-- begin --

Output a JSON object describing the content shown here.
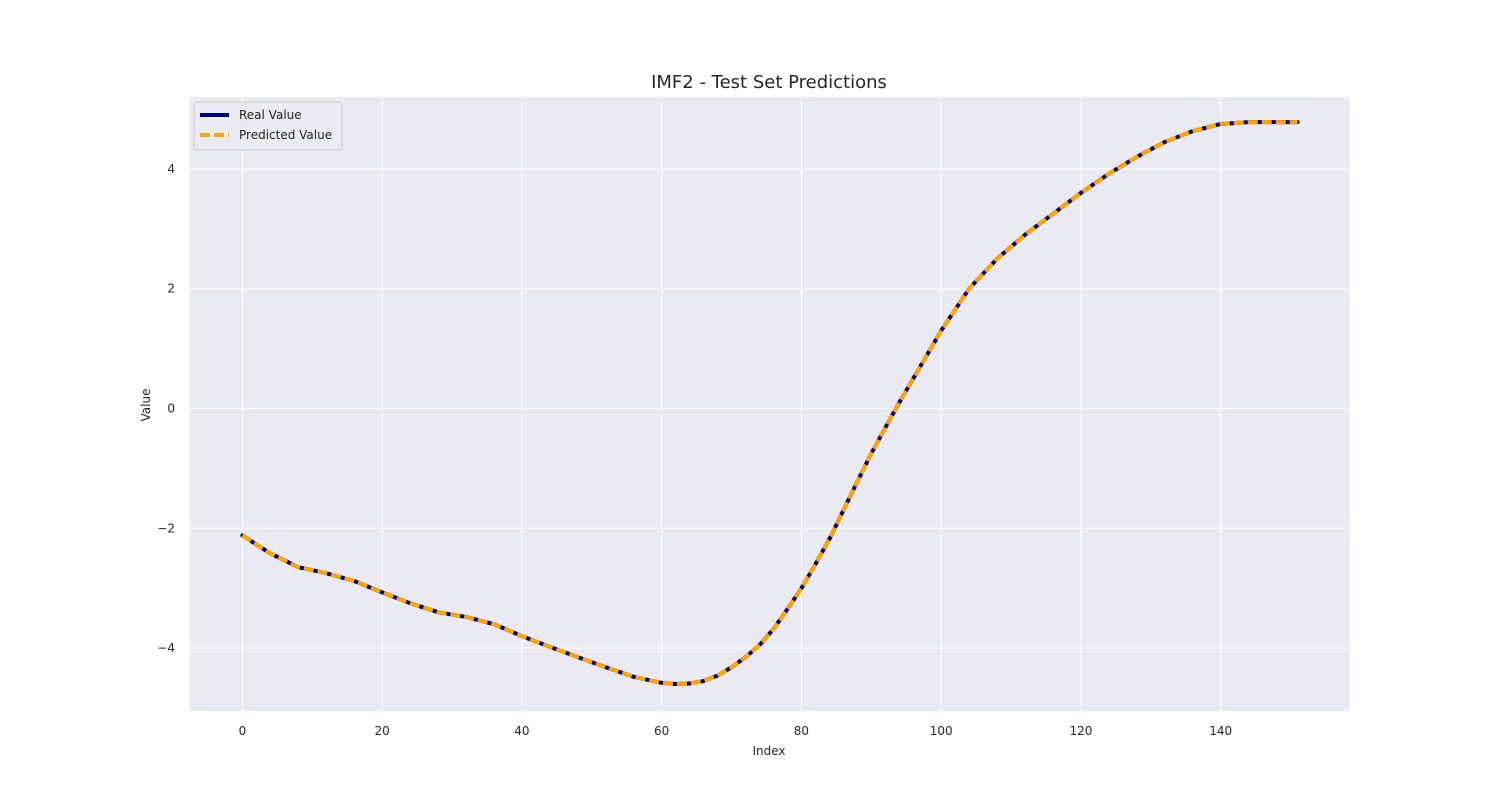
{
  "chart_data": {
    "type": "line",
    "title": "IMF2 - Test Set Predictions",
    "xlabel": "Index",
    "ylabel": "Value",
    "xlim": [
      -7.5,
      158.5
    ],
    "ylim": [
      -5.05,
      5.2
    ],
    "xticks": [
      0,
      20,
      40,
      60,
      80,
      100,
      120,
      140
    ],
    "yticks": [
      -4,
      -2,
      0,
      2,
      4
    ],
    "ytick_labels": [
      "−4",
      "−2",
      "0",
      "2",
      "4"
    ],
    "grid": true,
    "legend_position": "top-left",
    "x": [
      0,
      4,
      8,
      12,
      16,
      20,
      24,
      28,
      32,
      36,
      40,
      44,
      48,
      52,
      56,
      60,
      62,
      64,
      66,
      68,
      70,
      72,
      74,
      76,
      78,
      80,
      82,
      84,
      86,
      88,
      90,
      92,
      94,
      96,
      98,
      100,
      104,
      108,
      112,
      116,
      120,
      124,
      128,
      132,
      136,
      140,
      144,
      148,
      151
    ],
    "series": [
      {
        "name": "Real Value",
        "color": "#000080",
        "style": "solid",
        "values": [
          -2.12,
          -2.42,
          -2.65,
          -2.75,
          -2.88,
          -3.07,
          -3.25,
          -3.4,
          -3.48,
          -3.6,
          -3.8,
          -3.98,
          -4.15,
          -4.32,
          -4.48,
          -4.58,
          -4.6,
          -4.59,
          -4.55,
          -4.46,
          -4.32,
          -4.15,
          -3.95,
          -3.68,
          -3.35,
          -3.0,
          -2.6,
          -2.18,
          -1.7,
          -1.22,
          -0.75,
          -0.32,
          0.1,
          0.5,
          0.9,
          1.3,
          2.0,
          2.5,
          2.9,
          3.25,
          3.6,
          3.92,
          4.2,
          4.45,
          4.63,
          4.75,
          4.78,
          4.78,
          4.78
        ]
      },
      {
        "name": "Predicted Value",
        "color": "#ffa500",
        "style": "dashed",
        "values": [
          -2.12,
          -2.42,
          -2.65,
          -2.75,
          -2.88,
          -3.07,
          -3.25,
          -3.4,
          -3.48,
          -3.6,
          -3.8,
          -3.98,
          -4.15,
          -4.32,
          -4.48,
          -4.58,
          -4.6,
          -4.59,
          -4.55,
          -4.46,
          -4.32,
          -4.15,
          -3.95,
          -3.68,
          -3.35,
          -3.0,
          -2.6,
          -2.18,
          -1.7,
          -1.22,
          -0.75,
          -0.32,
          0.1,
          0.5,
          0.9,
          1.3,
          2.0,
          2.5,
          2.9,
          3.25,
          3.6,
          3.92,
          4.2,
          4.45,
          4.63,
          4.75,
          4.78,
          4.78,
          4.78
        ]
      }
    ],
    "plot_background": "#eaeaf2",
    "grid_color": "#ffffff"
  }
}
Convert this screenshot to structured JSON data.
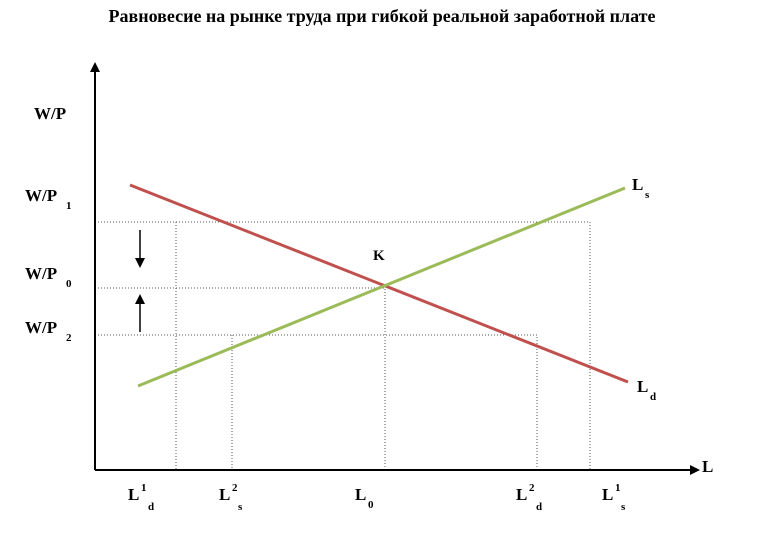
{
  "title": "Равновесие на рынке труда при гибкой реальной заработной плате",
  "axes": {
    "y_label": "W/P",
    "x_label": "L"
  },
  "y_levels": [
    {
      "base": "W/P",
      "sub": "1"
    },
    {
      "base": "W/P",
      "sub": "0"
    },
    {
      "base": "W/P",
      "sub": "2"
    }
  ],
  "x_points": [
    {
      "base": "L",
      "sup": "1",
      "sub": "d"
    },
    {
      "base": "L",
      "sup": "2",
      "sub": "s"
    },
    {
      "base": "L",
      "sub": "0"
    },
    {
      "base": "L",
      "sup": "2",
      "sub": "d"
    },
    {
      "base": "L",
      "sup": "1",
      "sub": "s"
    }
  ],
  "curves": [
    {
      "base": "L",
      "sub": "s"
    },
    {
      "base": "L",
      "sub": "d"
    }
  ],
  "equilibrium": "K"
}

-- end --

WHAT IS ASKED.
Identify all lines in the records above with the word "JSON".

CORRECT RESPONSE.
Output a JSON object describing the content shown here.
Convert this screenshot to structured JSON data.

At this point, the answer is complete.